--- Task ---
Repeat the whole listing below, word for word.

--- Figure collection entries ---
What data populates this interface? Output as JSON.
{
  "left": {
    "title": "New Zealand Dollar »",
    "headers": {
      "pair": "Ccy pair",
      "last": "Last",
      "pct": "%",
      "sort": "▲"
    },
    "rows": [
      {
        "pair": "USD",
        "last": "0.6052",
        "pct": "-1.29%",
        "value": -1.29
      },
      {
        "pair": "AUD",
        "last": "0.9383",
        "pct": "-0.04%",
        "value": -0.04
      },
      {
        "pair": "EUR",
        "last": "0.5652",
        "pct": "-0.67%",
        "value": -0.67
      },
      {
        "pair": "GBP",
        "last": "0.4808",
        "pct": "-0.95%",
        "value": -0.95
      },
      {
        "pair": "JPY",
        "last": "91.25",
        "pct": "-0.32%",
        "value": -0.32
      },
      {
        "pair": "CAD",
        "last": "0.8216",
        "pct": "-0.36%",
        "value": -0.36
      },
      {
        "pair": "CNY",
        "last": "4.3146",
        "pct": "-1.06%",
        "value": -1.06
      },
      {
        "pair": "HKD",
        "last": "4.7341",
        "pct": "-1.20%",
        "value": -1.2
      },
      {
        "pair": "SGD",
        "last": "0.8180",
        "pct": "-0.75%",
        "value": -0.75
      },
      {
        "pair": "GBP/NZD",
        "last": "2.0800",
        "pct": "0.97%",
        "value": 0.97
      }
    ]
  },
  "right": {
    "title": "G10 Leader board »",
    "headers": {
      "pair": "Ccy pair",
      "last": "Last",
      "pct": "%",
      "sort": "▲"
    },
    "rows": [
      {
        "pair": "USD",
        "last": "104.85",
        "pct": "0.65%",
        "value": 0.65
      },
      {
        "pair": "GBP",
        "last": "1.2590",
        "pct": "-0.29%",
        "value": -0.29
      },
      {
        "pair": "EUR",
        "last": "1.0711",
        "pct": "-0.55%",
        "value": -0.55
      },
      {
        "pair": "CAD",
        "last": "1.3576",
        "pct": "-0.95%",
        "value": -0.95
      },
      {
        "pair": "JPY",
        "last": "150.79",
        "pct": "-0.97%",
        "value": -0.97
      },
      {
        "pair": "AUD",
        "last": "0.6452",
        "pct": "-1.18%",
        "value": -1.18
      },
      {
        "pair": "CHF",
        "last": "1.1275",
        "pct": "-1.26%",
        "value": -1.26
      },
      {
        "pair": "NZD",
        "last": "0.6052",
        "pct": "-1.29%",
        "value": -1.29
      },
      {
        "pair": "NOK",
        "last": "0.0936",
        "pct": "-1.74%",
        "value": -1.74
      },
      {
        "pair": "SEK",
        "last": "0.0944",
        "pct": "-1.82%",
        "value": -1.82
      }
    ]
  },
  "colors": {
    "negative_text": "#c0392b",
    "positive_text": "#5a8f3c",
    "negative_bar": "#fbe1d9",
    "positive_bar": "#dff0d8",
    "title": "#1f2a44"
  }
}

--- Task output ---
What data populates this interface? Output as JSON.
{
  "left": {
    "title": "New Zealand Dollar »",
    "headers": {
      "pair": "Ccy pair",
      "last": "Last",
      "pct": "%",
      "sort": "▲"
    },
    "rows": [
      {
        "pair": "USD",
        "last": "0.6052",
        "pct": "-1.29%",
        "value": -1.29
      },
      {
        "pair": "AUD",
        "last": "0.9383",
        "pct": "-0.04%",
        "value": -0.04
      },
      {
        "pair": "EUR",
        "last": "0.5652",
        "pct": "-0.67%",
        "value": -0.67
      },
      {
        "pair": "GBP",
        "last": "0.4808",
        "pct": "-0.95%",
        "value": -0.95
      },
      {
        "pair": "JPY",
        "last": "91.25",
        "pct": "-0.32%",
        "value": -0.32
      },
      {
        "pair": "CAD",
        "last": "0.8216",
        "pct": "-0.36%",
        "value": -0.36
      },
      {
        "pair": "CNY",
        "last": "4.3146",
        "pct": "-1.06%",
        "value": -1.06
      },
      {
        "pair": "HKD",
        "last": "4.7341",
        "pct": "-1.20%",
        "value": -1.2
      },
      {
        "pair": "SGD",
        "last": "0.8180",
        "pct": "-0.75%",
        "value": -0.75
      },
      {
        "pair": "GBP/NZD",
        "last": "2.0800",
        "pct": "0.97%",
        "value": 0.97
      }
    ]
  },
  "right": {
    "title": "G10 Leader board »",
    "headers": {
      "pair": "Ccy pair",
      "last": "Last",
      "pct": "%",
      "sort": "▲"
    },
    "rows": [
      {
        "pair": "USD",
        "last": "104.85",
        "pct": "0.65%",
        "value": 0.65
      },
      {
        "pair": "GBP",
        "last": "1.2590",
        "pct": "-0.29%",
        "value": -0.29
      },
      {
        "pair": "EUR",
        "last": "1.0711",
        "pct": "-0.55%",
        "value": -0.55
      },
      {
        "pair": "CAD",
        "last": "1.3576",
        "pct": "-0.95%",
        "value": -0.95
      },
      {
        "pair": "JPY",
        "last": "150.79",
        "pct": "-0.97%",
        "value": -0.97
      },
      {
        "pair": "AUD",
        "last": "0.6452",
        "pct": "-1.18%",
        "value": -1.18
      },
      {
        "pair": "CHF",
        "last": "1.1275",
        "pct": "-1.26%",
        "value": -1.26
      },
      {
        "pair": "NZD",
        "last": "0.6052",
        "pct": "-1.29%",
        "value": -1.29
      },
      {
        "pair": "NOK",
        "last": "0.0936",
        "pct": "-1.74%",
        "value": -1.74
      },
      {
        "pair": "SEK",
        "last": "0.0944",
        "pct": "-1.82%",
        "value": -1.82
      }
    ]
  },
  "colors": {
    "negative_text": "#c0392b",
    "positive_text": "#5a8f3c",
    "negative_bar": "#fbe1d9",
    "positive_bar": "#dff0d8",
    "title": "#1f2a44"
  }
}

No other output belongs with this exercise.